◆ **Written request**:
Each entry that follows must be output without any deviation.

━━━━━━

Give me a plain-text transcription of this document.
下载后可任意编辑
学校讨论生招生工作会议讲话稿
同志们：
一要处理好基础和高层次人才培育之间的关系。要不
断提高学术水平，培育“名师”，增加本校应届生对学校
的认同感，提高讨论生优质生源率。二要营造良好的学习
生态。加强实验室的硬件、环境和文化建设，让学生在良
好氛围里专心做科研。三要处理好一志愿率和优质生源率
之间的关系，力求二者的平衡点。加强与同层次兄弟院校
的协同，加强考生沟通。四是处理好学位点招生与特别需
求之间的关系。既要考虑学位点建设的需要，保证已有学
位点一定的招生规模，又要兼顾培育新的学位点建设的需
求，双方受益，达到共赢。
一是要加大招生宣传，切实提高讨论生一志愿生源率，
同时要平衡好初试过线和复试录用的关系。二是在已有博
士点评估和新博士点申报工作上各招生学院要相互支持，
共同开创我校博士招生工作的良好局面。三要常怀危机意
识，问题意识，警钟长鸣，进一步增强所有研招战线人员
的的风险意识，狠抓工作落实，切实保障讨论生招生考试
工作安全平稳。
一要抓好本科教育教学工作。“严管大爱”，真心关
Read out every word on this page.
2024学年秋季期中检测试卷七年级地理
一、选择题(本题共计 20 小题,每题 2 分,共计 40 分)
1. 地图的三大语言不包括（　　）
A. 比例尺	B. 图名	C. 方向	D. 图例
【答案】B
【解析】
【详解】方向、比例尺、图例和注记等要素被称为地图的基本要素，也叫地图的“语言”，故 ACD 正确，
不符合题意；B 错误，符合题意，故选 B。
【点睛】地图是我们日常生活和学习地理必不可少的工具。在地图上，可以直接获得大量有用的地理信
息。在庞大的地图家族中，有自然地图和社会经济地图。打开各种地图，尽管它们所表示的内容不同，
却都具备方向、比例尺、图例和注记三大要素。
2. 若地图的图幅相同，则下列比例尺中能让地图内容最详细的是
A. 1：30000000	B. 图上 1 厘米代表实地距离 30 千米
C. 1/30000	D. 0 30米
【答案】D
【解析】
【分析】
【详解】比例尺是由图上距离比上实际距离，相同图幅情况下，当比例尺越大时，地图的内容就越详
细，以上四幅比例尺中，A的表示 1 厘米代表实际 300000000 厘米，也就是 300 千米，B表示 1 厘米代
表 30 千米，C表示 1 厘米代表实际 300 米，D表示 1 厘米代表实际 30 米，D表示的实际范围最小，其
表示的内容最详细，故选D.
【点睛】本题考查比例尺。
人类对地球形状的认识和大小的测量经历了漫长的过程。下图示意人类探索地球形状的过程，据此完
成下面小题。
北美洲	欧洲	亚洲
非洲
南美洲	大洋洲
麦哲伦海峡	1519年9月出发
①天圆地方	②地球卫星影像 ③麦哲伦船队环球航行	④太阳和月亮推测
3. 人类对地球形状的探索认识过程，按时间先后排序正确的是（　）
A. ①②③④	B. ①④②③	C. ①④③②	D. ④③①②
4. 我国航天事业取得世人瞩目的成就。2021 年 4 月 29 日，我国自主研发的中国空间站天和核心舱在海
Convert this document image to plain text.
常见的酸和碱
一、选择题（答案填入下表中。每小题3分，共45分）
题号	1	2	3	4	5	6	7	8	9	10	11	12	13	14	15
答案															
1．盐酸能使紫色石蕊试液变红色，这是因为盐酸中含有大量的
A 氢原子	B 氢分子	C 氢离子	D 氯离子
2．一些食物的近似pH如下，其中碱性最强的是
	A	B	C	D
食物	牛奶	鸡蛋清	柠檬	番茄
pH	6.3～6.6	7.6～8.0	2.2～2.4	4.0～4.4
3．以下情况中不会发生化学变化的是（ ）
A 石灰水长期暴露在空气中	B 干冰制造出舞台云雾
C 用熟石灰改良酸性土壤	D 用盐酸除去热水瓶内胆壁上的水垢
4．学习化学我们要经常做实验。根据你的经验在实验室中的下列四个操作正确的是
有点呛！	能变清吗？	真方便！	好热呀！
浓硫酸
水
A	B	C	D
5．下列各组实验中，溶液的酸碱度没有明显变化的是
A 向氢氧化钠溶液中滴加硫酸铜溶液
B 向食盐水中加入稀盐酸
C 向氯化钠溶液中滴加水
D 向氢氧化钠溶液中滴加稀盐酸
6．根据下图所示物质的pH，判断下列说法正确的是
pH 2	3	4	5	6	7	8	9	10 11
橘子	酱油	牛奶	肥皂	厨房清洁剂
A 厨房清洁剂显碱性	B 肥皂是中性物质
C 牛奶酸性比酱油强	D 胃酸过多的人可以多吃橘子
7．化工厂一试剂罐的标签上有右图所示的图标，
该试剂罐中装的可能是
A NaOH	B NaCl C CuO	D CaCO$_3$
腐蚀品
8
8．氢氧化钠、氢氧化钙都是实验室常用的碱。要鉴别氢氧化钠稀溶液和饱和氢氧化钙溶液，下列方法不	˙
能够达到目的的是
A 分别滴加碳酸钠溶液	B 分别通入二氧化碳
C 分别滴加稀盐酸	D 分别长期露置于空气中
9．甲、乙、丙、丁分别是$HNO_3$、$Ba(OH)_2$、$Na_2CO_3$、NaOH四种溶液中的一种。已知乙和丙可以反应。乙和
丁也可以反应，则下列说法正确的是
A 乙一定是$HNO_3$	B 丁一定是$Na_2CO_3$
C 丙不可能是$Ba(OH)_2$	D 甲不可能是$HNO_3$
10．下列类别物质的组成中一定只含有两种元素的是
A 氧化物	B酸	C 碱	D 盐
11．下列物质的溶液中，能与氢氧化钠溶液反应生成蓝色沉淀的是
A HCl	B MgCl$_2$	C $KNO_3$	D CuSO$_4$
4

━━━━━━

◆ **Reply to the task**:
Give me a plain-text transcription of this document.
下载后可任意编辑
学校讨论生招生工作会议讲话稿
同志们：
一要处理好基础和高层次人才培育之间的关系。要不
断提高学术水平，培育“名师”，增加本校应届生对学校
的认同感，提高讨论生优质生源率。二要营造良好的学习
生态。加强实验室的硬件、环境和文化建设，让学生在良
好氛围里专心做科研。三要处理好一志愿率和优质生源率
之间的关系，力求二者的平衡点。加强与同层次兄弟院校
的协同，加强考生沟通。四是处理好学位点招生与特别需
求之间的关系。既要考虑学位点建设的需要，保证已有学
位点一定的招生规模，又要兼顾培育新的学位点建设的需
求，双方受益，达到共赢。
一是要加大招生宣传，切实提高讨论生一志愿生源率，
同时要平衡好初试过线和复试录用的关系。二是在已有博
士点评估和新博士点申报工作上各招生学院要相互支持，
共同开创我校博士招生工作的良好局面。三要常怀危机意
识，问题意识，警钟长鸣，进一步增强所有研招战线人员
的的风险意识，狠抓工作落实，切实保障讨论生招生考试
工作安全平稳。
一要抓好本科教育教学工作。“严管大爱”，真心关
Read out every word on this page.
2024学年秋季期中检测试卷七年级地理
一、选择题(本题共计 20 小题,每题 2 分,共计 40 分)
1. 地图的三大语言不包括（　　）
A. 比例尺	B. 图名	C. 方向	D. 图例
【答案】B
【解析】
【详解】方向、比例尺、图例和注记等要素被称为地图的基本要素，也叫地图的“语言”，故 ACD 正确，
不符合题意；B 错误，符合题意，故选 B。
【点睛】地图是我们日常生活和学习地理必不可少的工具。在地图上，可以直接获得大量有用的地理信
息。在庞大的地图家族中，有自然地图和社会经济地图。打开各种地图，尽管它们所表示的内容不同，
却都具备方向、比例尺、图例和注记三大要素。
2. 若地图的图幅相同，则下列比例尺中能让地图内容最详细的是
A. 1：30000000	B. 图上 1 厘米代表实地距离 30 千米
C. 1/30000	D. 0 30米
【答案】D
【解析】
【分析】
【详解】比例尺是由图上距离比上实际距离，相同图幅情况下，当比例尺越大时，地图的内容就越详
细，以上四幅比例尺中，A的表示 1 厘米代表实际 300000000 厘米，也就是 300 千米，B表示 1 厘米代
表 30 千米，C表示 1 厘米代表实际 300 米，D表示 1 厘米代表实际 30 米，D表示的实际范围最小，其
表示的内容最详细，故选D.
【点睛】本题考查比例尺。
人类对地球形状的认识和大小的测量经历了漫长的过程。下图示意人类探索地球形状的过程，据此完
成下面小题。
北美洲	欧洲	亚洲
非洲
南美洲	大洋洲
麦哲伦海峡	1519年9月出发
①天圆地方	②地球卫星影像 ③麦哲伦船队环球航行	④太阳和月亮推测
3. 人类对地球形状的探索认识过程，按时间先后排序正确的是（　）
A. ①②③④	B. ①④②③	C. ①④③②	D. ④③①②
4. 我国航天事业取得世人瞩目的成就。2021 年 4 月 29 日，我国自主研发的中国空间站天和核心舱在海
Convert this document image to plain text.
常见的酸和碱
一、选择题（答案填入下表中。每小题3分，共45分）
题号	1	2	3	4	5	6	7	8	9	10	11	12	13	14	15
答案															
1．盐酸能使紫色石蕊试液变红色，这是因为盐酸中含有大量的
A 氢原子	B 氢分子	C 氢离子	D 氯离子
2．一些食物的近似pH如下，其中碱性最强的是
	A	B	C	D
食物	牛奶	鸡蛋清	柠檬	番茄
pH	6.3～6.6	7.6～8.0	2.2～2.4	4.0～4.4
3．以下情况中不会发生化学变化的是（ ）
A 石灰水长期暴露在空气中	B 干冰制造出舞台云雾
C 用熟石灰改良酸性土壤	D 用盐酸除去热水瓶内胆壁上的水垢
4．学习化学我们要经常做实验。根据你的经验在实验室中的下列四个操作正确的是
有点呛！	能变清吗？	真方便！	好热呀！
浓硫酸
水
A	B	C	D
5．下列各组实验中，溶液的酸碱度没有明显变化的是
A 向氢氧化钠溶液中滴加硫酸铜溶液
B 向食盐水中加入稀盐酸
C 向氯化钠溶液中滴加水
D 向氢氧化钠溶液中滴加稀盐酸
6．根据下图所示物质的pH，判断下列说法正确的是
pH 2	3	4	5	6	7	8	9	10 11
橘子	酱油	牛奶	肥皂	厨房清洁剂
A 厨房清洁剂显碱性	B 肥皂是中性物质
C 牛奶酸性比酱油强	D 胃酸过多的人可以多吃橘子
7．化工厂一试剂罐的标签上有右图所示的图标，
该试剂罐中装的可能是
A NaOH	B NaCl C CuO	D CaCO$_3$
腐蚀品
8
8．氢氧化钠、氢氧化钙都是实验室常用的碱。要鉴别氢氧化钠稀溶液和饱和氢氧化钙溶液，下列方法不	˙
能够达到目的的是
A 分别滴加碳酸钠溶液	B 分别通入二氧化碳
C 分别滴加稀盐酸	D 分别长期露置于空气中
9．甲、乙、丙、丁分别是$HNO_3$、$Ba(OH)_2$、$Na_2CO_3$、NaOH四种溶液中的一种。已知乙和丙可以反应。乙和
丁也可以反应，则下列说法正确的是
A 乙一定是$HNO_3$	B 丁一定是$Na_2CO_3$
C 丙不可能是$Ba(OH)_2$	D 甲不可能是$HNO_3$
10．下列类别物质的组成中一定只含有两种元素的是
A 氧化物	B酸	C 碱	D 盐
11．下列物质的溶液中，能与氢氧化钠溶液反应生成蓝色沉淀的是
A HCl	B MgCl$_2$	C $KNO_3$	D CuSO$_4$
4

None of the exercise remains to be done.